What is required:
Spot every line with the word "Dynamics" and return it.

Data in this exercise:
▶

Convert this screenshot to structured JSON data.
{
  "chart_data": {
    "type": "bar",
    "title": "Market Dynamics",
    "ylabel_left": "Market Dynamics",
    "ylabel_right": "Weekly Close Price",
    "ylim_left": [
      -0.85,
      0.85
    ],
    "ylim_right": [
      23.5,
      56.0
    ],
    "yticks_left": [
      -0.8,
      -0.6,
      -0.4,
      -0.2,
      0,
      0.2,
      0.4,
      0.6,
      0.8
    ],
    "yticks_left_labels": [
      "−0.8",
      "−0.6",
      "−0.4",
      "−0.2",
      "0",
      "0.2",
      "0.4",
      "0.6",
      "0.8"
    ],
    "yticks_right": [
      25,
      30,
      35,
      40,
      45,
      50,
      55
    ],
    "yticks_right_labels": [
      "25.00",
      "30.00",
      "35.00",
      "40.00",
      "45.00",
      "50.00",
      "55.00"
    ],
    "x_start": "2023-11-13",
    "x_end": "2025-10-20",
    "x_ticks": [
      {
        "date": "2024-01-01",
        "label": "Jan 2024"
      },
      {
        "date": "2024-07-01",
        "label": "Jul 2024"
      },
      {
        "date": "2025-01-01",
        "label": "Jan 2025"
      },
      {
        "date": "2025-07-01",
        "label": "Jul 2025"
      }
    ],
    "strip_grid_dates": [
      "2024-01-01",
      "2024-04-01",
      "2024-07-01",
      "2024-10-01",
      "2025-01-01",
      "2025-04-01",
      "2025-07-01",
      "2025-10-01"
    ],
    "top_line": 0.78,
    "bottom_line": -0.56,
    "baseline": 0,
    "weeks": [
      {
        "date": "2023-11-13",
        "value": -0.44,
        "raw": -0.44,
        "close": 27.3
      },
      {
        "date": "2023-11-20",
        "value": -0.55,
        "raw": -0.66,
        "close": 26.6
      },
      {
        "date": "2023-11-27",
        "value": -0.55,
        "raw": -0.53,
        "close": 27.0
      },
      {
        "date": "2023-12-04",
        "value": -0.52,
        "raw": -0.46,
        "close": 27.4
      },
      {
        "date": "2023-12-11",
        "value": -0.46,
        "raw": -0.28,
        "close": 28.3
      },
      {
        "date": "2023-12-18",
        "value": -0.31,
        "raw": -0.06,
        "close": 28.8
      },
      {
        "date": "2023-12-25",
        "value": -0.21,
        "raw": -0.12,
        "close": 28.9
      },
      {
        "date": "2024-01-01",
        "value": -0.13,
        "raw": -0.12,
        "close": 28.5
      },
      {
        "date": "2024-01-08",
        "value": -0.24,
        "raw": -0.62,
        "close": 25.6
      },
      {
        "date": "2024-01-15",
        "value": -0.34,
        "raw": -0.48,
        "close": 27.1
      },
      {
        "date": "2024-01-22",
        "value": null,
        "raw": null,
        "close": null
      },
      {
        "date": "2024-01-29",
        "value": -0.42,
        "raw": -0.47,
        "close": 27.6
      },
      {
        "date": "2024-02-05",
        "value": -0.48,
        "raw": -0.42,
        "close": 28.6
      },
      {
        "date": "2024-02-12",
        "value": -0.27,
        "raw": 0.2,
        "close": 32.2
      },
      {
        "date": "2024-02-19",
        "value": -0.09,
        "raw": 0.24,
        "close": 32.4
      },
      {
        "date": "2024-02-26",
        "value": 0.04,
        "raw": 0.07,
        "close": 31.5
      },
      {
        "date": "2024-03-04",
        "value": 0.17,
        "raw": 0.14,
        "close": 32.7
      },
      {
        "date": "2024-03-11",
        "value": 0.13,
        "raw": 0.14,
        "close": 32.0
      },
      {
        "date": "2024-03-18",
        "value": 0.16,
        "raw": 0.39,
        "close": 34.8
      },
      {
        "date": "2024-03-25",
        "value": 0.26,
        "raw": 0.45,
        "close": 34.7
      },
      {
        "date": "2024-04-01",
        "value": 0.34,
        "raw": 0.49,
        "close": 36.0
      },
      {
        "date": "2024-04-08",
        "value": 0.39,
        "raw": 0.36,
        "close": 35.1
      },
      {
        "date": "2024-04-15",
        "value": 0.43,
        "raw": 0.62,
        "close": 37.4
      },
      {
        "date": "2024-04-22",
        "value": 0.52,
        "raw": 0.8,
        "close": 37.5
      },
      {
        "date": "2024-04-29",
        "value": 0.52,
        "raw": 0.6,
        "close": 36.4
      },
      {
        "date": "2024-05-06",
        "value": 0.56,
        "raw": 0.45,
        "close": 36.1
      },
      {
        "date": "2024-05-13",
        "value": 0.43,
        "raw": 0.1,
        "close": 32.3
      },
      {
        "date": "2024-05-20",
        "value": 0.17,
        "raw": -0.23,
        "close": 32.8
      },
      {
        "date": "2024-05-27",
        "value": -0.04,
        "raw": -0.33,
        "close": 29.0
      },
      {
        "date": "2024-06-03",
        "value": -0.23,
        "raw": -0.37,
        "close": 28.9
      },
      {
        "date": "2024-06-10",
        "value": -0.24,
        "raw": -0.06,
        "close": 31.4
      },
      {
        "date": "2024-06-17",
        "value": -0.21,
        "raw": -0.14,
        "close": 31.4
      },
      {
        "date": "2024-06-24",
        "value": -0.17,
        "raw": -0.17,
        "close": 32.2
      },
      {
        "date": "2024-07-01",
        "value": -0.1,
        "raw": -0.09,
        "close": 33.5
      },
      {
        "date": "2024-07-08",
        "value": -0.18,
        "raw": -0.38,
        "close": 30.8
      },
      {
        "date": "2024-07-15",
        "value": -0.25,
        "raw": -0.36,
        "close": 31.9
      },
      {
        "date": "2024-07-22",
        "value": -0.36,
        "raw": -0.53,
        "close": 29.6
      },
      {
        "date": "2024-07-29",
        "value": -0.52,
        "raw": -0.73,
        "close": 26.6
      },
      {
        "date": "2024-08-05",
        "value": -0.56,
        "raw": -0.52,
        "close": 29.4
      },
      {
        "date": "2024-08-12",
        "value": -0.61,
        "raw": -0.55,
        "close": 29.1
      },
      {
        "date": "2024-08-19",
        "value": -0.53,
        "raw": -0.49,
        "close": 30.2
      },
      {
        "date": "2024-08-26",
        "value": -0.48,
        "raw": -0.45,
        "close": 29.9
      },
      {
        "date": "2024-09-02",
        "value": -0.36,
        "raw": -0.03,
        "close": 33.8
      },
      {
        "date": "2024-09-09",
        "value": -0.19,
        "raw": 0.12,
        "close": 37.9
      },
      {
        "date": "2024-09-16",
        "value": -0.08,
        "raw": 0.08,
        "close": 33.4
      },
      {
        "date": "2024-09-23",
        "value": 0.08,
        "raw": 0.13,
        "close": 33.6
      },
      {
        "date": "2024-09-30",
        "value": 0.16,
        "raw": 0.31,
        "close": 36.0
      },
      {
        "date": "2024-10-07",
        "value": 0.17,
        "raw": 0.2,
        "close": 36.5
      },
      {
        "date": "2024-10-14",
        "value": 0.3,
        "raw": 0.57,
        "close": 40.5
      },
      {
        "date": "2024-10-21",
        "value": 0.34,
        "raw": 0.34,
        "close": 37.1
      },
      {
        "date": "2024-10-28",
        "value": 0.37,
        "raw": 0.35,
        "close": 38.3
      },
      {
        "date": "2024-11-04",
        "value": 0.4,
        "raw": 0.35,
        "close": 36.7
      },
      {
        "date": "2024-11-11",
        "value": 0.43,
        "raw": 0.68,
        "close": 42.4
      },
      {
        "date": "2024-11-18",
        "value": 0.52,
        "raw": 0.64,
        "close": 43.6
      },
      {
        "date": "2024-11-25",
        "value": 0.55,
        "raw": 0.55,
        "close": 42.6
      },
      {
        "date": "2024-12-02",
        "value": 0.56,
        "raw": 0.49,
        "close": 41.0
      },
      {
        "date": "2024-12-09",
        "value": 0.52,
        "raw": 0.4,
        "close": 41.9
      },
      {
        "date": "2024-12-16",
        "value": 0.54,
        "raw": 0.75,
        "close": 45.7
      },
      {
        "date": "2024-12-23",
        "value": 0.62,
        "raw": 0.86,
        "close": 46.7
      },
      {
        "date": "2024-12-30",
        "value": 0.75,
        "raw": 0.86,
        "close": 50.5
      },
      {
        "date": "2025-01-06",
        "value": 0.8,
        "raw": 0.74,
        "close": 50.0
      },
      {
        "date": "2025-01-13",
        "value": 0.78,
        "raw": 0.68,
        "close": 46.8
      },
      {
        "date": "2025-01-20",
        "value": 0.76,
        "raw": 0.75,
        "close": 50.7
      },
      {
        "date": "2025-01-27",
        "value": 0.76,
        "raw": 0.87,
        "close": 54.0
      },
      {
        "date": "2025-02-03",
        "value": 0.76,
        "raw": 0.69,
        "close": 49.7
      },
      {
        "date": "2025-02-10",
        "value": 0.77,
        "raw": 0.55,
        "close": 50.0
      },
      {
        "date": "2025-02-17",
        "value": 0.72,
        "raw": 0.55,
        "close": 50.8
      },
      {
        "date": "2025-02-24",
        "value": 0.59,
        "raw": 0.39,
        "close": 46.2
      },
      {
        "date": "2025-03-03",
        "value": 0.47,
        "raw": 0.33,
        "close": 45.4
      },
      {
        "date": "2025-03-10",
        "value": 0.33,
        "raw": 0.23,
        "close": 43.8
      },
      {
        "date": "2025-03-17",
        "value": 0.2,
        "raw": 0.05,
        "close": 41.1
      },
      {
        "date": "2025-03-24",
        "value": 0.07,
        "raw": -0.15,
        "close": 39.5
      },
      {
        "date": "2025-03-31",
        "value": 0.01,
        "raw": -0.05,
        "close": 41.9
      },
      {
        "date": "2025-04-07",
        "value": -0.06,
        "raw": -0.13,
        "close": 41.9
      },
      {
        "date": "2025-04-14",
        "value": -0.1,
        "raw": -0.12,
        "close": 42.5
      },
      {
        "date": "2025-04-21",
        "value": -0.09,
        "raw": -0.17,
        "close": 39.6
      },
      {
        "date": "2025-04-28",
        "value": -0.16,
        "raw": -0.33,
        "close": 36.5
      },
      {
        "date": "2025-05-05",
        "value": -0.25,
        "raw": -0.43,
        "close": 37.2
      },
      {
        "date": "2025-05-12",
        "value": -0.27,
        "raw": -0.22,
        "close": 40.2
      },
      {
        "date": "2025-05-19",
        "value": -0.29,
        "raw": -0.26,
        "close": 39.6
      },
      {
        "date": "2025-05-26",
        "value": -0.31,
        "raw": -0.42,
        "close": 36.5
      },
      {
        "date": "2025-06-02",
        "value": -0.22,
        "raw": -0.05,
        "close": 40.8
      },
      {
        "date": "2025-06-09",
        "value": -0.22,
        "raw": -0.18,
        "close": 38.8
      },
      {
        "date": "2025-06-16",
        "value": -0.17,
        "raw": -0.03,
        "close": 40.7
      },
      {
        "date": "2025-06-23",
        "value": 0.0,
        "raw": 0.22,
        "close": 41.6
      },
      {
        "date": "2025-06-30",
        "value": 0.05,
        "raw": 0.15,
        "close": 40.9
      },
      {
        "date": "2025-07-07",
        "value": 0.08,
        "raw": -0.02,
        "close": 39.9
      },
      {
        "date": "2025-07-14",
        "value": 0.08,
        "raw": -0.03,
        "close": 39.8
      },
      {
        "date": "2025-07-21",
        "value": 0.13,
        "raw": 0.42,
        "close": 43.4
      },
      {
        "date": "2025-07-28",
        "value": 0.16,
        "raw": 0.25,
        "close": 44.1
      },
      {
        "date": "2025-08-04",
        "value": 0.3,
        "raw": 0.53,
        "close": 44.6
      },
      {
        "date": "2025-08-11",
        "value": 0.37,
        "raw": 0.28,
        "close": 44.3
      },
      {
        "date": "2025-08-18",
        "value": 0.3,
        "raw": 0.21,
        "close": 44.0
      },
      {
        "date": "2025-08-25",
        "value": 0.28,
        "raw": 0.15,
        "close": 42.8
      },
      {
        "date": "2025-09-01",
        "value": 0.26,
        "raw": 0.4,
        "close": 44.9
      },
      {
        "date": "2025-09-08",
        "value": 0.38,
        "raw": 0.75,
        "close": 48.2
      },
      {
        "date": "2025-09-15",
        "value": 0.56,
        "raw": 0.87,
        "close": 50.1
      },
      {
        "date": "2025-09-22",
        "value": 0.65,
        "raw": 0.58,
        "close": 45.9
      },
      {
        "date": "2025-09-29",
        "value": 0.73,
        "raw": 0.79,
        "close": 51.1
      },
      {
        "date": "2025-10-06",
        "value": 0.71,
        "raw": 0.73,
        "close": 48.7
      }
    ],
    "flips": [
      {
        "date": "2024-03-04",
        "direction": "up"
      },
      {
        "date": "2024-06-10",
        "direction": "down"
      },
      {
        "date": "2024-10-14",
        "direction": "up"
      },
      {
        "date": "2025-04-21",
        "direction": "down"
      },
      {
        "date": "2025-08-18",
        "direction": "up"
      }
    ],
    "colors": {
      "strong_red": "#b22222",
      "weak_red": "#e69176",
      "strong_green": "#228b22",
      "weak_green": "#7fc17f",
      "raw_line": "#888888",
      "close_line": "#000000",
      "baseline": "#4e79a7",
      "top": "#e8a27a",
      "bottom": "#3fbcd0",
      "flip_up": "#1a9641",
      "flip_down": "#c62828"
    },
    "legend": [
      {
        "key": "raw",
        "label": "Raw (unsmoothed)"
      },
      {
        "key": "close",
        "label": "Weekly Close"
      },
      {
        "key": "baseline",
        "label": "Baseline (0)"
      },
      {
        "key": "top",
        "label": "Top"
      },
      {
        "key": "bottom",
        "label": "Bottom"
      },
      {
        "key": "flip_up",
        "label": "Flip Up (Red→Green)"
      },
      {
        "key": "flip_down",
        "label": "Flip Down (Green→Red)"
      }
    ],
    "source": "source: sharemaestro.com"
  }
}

◀

The result:
    "title": "Market Dynamics",
    "ylabel_left": "Market Dynamics",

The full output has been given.